DIRECTIONS
[1] In the forum thread below on extending wires in a panel, how short does the person who opens the thread say the wires come up?
[2] Please extend the forum thread below on extending wires in a panel, adding further posts after the last one shown.

DOCUMENT SEGMENT

-- start --

# Extending wires/Splicing in panel



## WronGun

What do you some of you do in the situation?

I'm talking about being short 6"-12" , this happens on some upgrades where the panel/main breaker is bigger and the breakers start much lower in the panel.


Sent from my iPhone using Tapatalk


----------



## HackWork

This happens in most panel changes.

I always bring in short pieces of wire for this purpose. Just wirenut a piece of the same size wire on,


----------



## sbrn33

HackWork said:


> This happens in most panel changes.
> 
> I always bring in short pieces of wire for this purpose. Just wirenut a piece of the same size wire on,


You know you can't use a panel as a raceway. :no:


----------



## splatz

Would you use a blue wire nut for that?


----------



## matt1124

Raise the panel up 6"-12"

-- end --

GIVEN RECORDS
-- start --

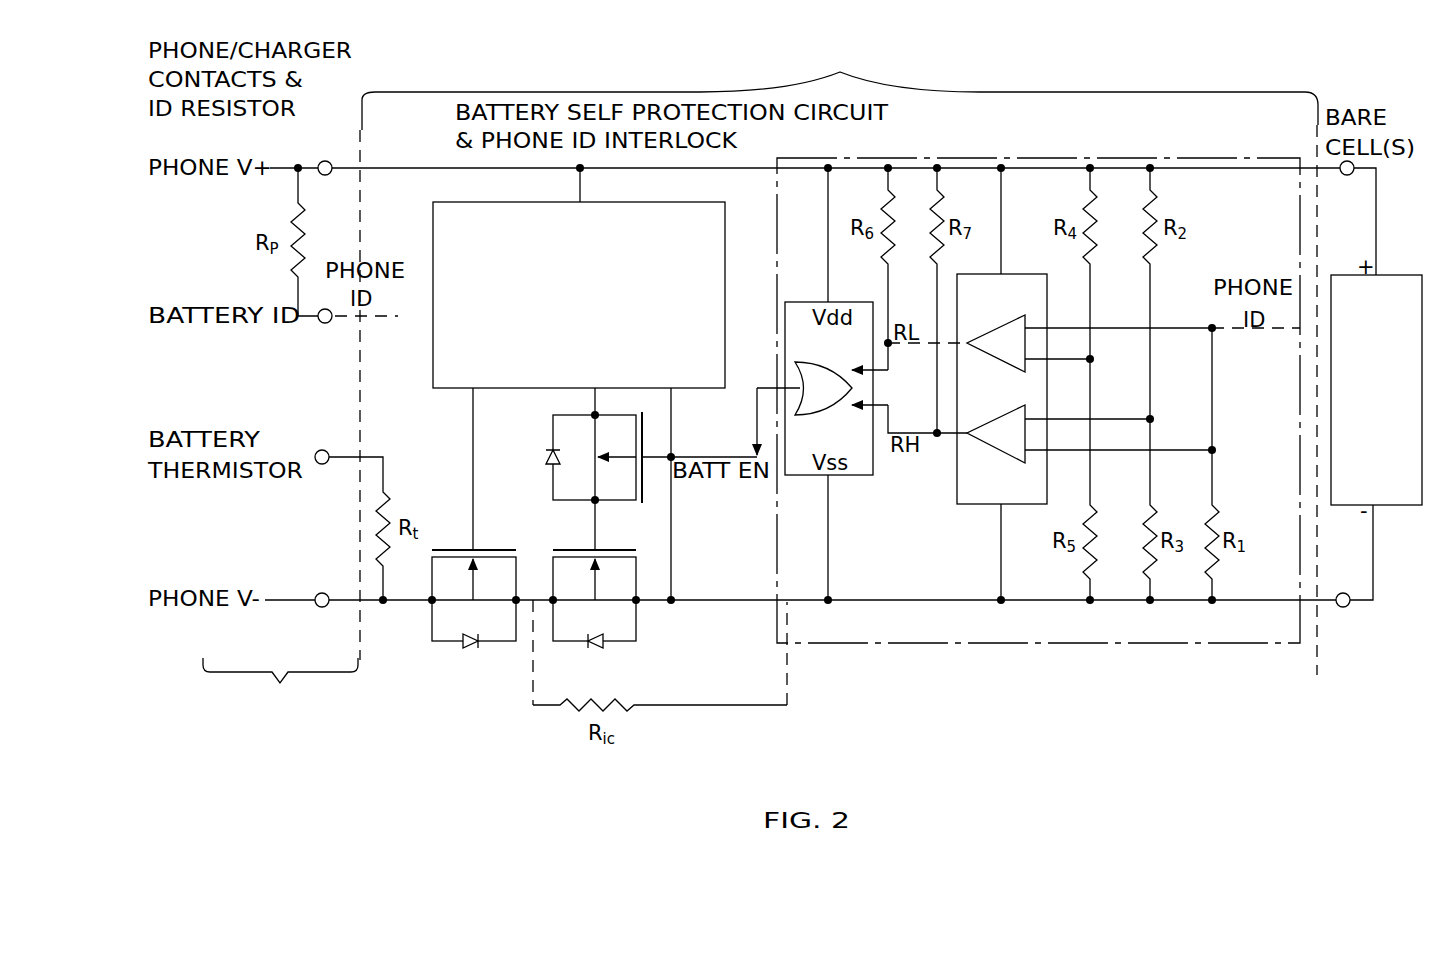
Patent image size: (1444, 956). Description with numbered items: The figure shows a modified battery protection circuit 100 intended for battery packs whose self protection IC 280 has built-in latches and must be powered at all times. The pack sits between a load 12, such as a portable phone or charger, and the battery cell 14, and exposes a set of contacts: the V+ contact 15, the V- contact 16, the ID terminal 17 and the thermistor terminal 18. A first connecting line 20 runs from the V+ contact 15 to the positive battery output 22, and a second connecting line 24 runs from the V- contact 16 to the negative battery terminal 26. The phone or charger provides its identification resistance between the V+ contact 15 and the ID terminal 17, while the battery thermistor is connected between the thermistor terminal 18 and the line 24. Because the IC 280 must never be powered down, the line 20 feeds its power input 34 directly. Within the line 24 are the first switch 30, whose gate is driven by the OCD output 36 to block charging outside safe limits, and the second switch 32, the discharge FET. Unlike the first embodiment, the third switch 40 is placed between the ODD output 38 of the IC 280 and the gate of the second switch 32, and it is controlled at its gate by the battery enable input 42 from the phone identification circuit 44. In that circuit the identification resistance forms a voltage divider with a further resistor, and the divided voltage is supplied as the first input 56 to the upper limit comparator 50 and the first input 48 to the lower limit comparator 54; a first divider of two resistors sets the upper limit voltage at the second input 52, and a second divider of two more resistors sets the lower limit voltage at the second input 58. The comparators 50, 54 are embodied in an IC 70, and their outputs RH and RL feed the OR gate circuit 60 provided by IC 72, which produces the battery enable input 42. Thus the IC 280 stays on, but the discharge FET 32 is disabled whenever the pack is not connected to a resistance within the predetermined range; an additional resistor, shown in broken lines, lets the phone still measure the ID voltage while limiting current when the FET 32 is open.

The load 12 is at (280, 686).
The battery cell 14 is at (1392, 275).
The V+ contact 15 is at (340, 152).
The V- contact 16 is at (335, 585).
The ID terminal 17 is at (330, 322).
The thermistor terminal 18 is at (334, 443).
The first connecting line 20 is at (447, 169).
The positive battery output 22 is at (1350, 175).
The second connecting line 24 is at (715, 602).
The negative battery terminal 26 is at (1347, 607).
The first switch 30 is at (430, 632).
The second switch 32 is at (640, 628).
The power input 34 is at (578, 200).
The OCD output 36 is at (473, 389).
The ODD output 38 is at (595, 389).
The third switch 40 is at (648, 488).
The battery enable input 42 is at (703, 455).
The phone identification circuit 44 is at (1035, 645).
The first input of lower limit comparator 48 is at (1025, 333).
The upper limit comparator 50 is at (995, 455).
The second input of upper limit comparator 52 is at (1025, 424).
The lower limit comparator 54 is at (995, 327).
The first input of upper limit comparator 56 is at (1025, 456).
The second input of lower limit comparator 58 is at (1025, 364).
The OR gate circuit 60 is at (797, 378).
The comparator IC 70 is at (953, 478).
The OR gate IC 72 is at (850, 478).
The modified battery protection circuit 100 is at (840, 84).
The battery self protection IC 280 is at (668, 202).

-- end --

TASK-BY-TASK OUTPUTS
[1] 6 to 12 inches.

[2]
----------



## WronGun

HackWork said:


> This happens in most panel changes.
> 
> 
> 
> I always bring in short pieces of wire for this purpose. Just wirenut a piece of the same size wire on,




Doesnt this technically fall under an extension of conductors where AFCI/GFCI protection is then needed?

Also is splicing in a panel even allowed ? 


Sent from my iPhone using Tapatalk


----------



## WronGun

matt1124 said:


> Raise the panel up 6"-12"




If only it was that easy ... 


Sent from my iPhone using Tapatalk


----------



## HackWork

sbrn33 said:


> You know you can't use a panel as a raceway. :no:


Who said anything about using the panel as a raceway?


----------



## HackWork

WronGun said:


> Doesnt this technically fall under an extension of conductors where AFCI/GFCI protection is then needed?
> 
> Also is splicing in a panel even allowed ?
> 
> 
> Sent from my iPhone using Tapatalk


Yes, splicing is allowed.

As for the AFCI thing, that's not an issue here.


----------



## hardworkingstiff

sbrn33 said:


> You know you can't use a panel as a raceway. :no:


By any chance do you have a code reference for that statement?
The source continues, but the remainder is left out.